BEGIN Text

I managed to get my brother out of being a chud but adult chuds are impossible in my experience they're usually lacking the prerequisite anything to process new thoughts. With my brother I just had to expose him to the right ideas and he did the rest of the work himself because unlike my parents he hadn't shed every sense of empathy.
Dumbass take, feel free to disregard:
Shitposting. Maybe never stop being a chud, just start being chuddy toward the right groups?
I had a lot of anger at the world and could only see it through a myopic lens. Lib opinions felt light gaslighting, telling you that everything is good actually and that you should just shut up and learn to love the system. Seeing chapo shitposting felt so fucking validating. Seeing libs called out not just for being some reactionary slur but actually dressed down for their poorly formed opinions on very obviously unjust systems. Thanks to shitposting on libs I was able to be opened to the idea that it is not wrong to be angry at the hierarchies I see around me, but instead to realize what processes and structures actually control those hierarchies. Its capitalism.
Similarly, being mad about "woke culture", "diversity quotas" may be able to be channeled into an idea that it is unjust for some group to have say on who gets to do what, and who even gets to define those groups? Its probably not even members of those supposed groups making up those quotas, but some who is using it to boost revenue. You can cite black thinkers who agree that fighting capitalism is best done with solidarity across working people.
In short, allow them to be angry, help lift the veil as to what is actually making them angry. Its capitalism.
I went to college and met people who were different from me, and then I started working and realized that corporations don't care about workers. After that it was a lot of reading theory.
For me it was America's response to 9-11. So you only have 2-3 days to really nail this one.

END Text
BEGIN Available data

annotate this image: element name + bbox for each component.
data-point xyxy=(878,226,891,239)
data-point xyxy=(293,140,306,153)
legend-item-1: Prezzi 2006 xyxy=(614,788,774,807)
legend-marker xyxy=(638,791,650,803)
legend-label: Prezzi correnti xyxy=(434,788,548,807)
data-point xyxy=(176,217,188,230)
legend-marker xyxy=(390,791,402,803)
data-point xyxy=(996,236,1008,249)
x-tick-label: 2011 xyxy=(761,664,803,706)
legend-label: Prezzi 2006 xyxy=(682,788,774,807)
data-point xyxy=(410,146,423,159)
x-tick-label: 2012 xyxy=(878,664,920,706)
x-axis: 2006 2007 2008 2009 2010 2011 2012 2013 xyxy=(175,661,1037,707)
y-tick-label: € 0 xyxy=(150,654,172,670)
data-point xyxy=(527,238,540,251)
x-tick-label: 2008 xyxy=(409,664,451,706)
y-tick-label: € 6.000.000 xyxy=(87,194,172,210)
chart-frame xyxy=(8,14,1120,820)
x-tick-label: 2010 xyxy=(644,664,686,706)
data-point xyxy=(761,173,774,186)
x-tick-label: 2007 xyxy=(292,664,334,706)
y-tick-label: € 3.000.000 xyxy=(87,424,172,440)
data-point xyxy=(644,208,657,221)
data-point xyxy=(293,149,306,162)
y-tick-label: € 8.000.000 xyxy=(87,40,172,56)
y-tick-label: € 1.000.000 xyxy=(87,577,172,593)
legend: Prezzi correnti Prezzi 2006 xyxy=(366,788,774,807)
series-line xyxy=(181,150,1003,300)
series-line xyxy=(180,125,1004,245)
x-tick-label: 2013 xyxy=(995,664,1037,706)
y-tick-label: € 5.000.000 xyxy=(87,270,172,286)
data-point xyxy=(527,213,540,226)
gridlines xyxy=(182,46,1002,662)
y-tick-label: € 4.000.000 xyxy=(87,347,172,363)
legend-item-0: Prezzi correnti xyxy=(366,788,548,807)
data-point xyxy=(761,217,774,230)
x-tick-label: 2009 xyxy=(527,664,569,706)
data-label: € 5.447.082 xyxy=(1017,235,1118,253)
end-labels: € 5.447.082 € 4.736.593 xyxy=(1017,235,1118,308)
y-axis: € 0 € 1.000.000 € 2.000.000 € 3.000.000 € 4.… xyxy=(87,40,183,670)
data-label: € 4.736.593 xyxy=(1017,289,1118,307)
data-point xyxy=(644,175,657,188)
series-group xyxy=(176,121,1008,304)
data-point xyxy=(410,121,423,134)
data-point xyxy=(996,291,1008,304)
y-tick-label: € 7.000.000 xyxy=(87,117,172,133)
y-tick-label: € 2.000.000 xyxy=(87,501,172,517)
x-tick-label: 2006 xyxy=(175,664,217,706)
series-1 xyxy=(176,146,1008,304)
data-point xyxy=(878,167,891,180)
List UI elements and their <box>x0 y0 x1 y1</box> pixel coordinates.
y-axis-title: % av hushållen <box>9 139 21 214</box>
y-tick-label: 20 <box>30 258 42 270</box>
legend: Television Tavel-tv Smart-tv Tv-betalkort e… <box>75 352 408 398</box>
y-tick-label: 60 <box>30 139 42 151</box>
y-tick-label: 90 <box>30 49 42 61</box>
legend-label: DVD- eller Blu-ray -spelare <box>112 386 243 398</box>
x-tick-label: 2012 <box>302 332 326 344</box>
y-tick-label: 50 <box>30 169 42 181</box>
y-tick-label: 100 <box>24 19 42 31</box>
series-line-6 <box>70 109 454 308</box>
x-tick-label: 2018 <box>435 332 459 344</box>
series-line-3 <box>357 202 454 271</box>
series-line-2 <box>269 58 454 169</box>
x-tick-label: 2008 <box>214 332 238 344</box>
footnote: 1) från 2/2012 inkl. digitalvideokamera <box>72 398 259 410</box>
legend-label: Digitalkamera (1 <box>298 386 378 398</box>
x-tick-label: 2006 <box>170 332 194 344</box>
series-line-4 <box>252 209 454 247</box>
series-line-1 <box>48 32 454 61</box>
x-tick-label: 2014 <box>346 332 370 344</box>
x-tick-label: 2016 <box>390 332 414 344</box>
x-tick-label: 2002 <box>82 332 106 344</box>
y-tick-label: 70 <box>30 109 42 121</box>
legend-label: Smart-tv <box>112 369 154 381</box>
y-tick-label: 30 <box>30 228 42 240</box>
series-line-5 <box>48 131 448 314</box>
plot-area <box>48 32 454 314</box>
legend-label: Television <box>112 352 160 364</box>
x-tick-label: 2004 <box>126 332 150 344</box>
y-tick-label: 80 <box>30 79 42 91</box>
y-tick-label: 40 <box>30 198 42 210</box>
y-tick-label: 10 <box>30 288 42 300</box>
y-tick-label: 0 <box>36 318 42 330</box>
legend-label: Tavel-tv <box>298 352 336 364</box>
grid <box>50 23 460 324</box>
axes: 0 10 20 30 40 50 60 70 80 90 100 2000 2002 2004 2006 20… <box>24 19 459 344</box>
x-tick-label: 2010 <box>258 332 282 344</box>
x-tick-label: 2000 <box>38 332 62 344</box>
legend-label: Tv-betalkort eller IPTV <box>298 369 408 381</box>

END Available data

Task directions »
What does the last comment in the text name as the thing that did it for that commenter? The listing has no connection to the text.

Answer area »
America's response to 9-11.